RECORDED DATA:
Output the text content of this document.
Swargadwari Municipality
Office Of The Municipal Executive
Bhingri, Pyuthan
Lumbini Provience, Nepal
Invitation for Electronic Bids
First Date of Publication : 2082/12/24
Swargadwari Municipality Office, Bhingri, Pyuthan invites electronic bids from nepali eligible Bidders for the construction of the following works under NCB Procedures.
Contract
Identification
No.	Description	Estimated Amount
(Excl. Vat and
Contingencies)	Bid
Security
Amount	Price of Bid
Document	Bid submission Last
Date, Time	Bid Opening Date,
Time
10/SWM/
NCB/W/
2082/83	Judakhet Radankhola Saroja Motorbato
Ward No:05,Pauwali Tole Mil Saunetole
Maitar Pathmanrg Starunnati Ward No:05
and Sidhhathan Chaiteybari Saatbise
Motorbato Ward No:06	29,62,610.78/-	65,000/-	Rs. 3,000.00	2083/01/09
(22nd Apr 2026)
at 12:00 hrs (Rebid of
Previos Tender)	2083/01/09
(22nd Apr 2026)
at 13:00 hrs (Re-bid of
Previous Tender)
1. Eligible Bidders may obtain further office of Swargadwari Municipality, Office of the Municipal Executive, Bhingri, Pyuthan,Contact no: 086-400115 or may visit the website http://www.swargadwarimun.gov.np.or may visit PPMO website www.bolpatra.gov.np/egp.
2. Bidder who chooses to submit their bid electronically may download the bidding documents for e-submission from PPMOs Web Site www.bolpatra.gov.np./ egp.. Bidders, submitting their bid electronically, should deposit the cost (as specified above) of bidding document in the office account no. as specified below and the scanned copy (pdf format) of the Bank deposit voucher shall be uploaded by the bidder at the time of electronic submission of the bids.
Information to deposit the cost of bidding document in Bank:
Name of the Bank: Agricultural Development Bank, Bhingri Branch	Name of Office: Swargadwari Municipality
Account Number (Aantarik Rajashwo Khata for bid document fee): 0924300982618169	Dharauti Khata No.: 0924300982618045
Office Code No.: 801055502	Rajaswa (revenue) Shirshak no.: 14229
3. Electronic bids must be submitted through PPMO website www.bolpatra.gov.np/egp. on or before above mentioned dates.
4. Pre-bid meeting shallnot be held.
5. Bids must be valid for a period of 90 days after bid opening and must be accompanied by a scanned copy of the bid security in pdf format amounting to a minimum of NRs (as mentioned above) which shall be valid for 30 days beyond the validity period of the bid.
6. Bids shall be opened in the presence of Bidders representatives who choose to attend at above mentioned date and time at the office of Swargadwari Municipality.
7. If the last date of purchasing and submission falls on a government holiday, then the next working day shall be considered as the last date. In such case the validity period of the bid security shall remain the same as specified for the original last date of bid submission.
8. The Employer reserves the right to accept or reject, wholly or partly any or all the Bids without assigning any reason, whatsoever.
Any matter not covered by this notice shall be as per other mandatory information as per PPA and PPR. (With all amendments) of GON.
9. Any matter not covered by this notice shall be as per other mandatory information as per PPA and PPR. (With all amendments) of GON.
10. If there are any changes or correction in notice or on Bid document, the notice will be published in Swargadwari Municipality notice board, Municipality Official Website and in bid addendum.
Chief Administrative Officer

AIM: Print every entry exactly as it appears.

REPLY:
Output the text content of this document.
Swargadwari Municipality
Office Of The Municipal Executive
Bhingri, Pyuthan
Lumbini Provience, Nepal
Invitation for Electronic Bids
First Date of Publication : 2082/12/24
Swargadwari Municipality Office, Bhingri, Pyuthan invites electronic bids from nepali eligible Bidders for the construction of the following works under NCB Procedures.
Contract
Identification
No.	Description	Estimated Amount
(Excl. Vat and
Contingencies)	Bid
Security
Amount	Price of Bid
Document	Bid submission Last
Date, Time	Bid Opening Date,
Time
10/SWM/
NCB/W/
2082/83	Judakhet Radankhola Saroja Motorbato
Ward No:05,Pauwali Tole Mil Saunetole
Maitar Pathmanrg Starunnati Ward No:05
and Sidhhathan Chaiteybari Saatbise
Motorbato Ward No:06	29,62,610.78/-	65,000/-	Rs. 3,000.00	2083/01/09
(22nd Apr 2026)
at 12:00 hrs (Rebid of
Previos Tender)	2083/01/09
(22nd Apr 2026)
at 13:00 hrs (Re-bid of
Previous Tender)
1. Eligible Bidders may obtain further office of Swargadwari Municipality, Office of the Municipal Executive, Bhingri, Pyuthan,Contact no: 086-400115 or may visit the website http://www.swargadwarimun.gov.np.or may visit PPMO website www.bolpatra.gov.np/egp.
2. Bidder who chooses to submit their bid electronically may download the bidding documents for e-submission from PPMOs Web Site www.bolpatra.gov.np./ egp.. Bidders, submitting their bid electronically, should deposit the cost (as specified above) of bidding document in the office account no. as specified below and the scanned copy (pdf format) of the Bank deposit voucher shall be uploaded by the bidder at the time of electronic submission of the bids.
Information to deposit the cost of bidding document in Bank:
Name of the Bank: Agricultural Development Bank, Bhingri Branch	Name of Office: Swargadwari Municipality
Account Number (Aantarik Rajashwo Khata for bid document fee): 0924300982618169	Dharauti Khata No.: 0924300982618045
Office Code No.: 801055502	Rajaswa (revenue) Shirshak no.: 14229
3. Electronic bids must be submitted through PPMO website www.bolpatra.gov.np/egp. on or before above mentioned dates.
4. Pre-bid meeting shallnot be held.
5. Bids must be valid for a period of 90 days after bid opening and must be accompanied by a scanned copy of the bid security in pdf format amounting to a minimum of NRs (as mentioned above) which shall be valid for 30 days beyond the validity period of the bid.
6. Bids shall be opened in the presence of Bidders representatives who choose to attend at above mentioned date and time at the office of Swargadwari Municipality.
7. If the last date of purchasing and submission falls on a government holiday, then the next working day shall be considered as the last date. In such case the validity period of the bid security shall remain the same as specified for the original last date of bid submission.
8. The Employer reserves the right to accept or reject, wholly or partly any or all the Bids without assigning any reason, whatsoever.
Any matter not covered by this notice shall be as per other mandatory information as per PPA and PPR. (With all amendments) of GON.
9. Any matter not covered by this notice shall be as per other mandatory information as per PPA and PPR. (With all amendments) of GON.
10. If there are any changes or correction in notice or on Bid document, the notice will be published in Swargadwari Municipality notice board, Municipality Official Website and in bid addendum.
Chief Administrative Officer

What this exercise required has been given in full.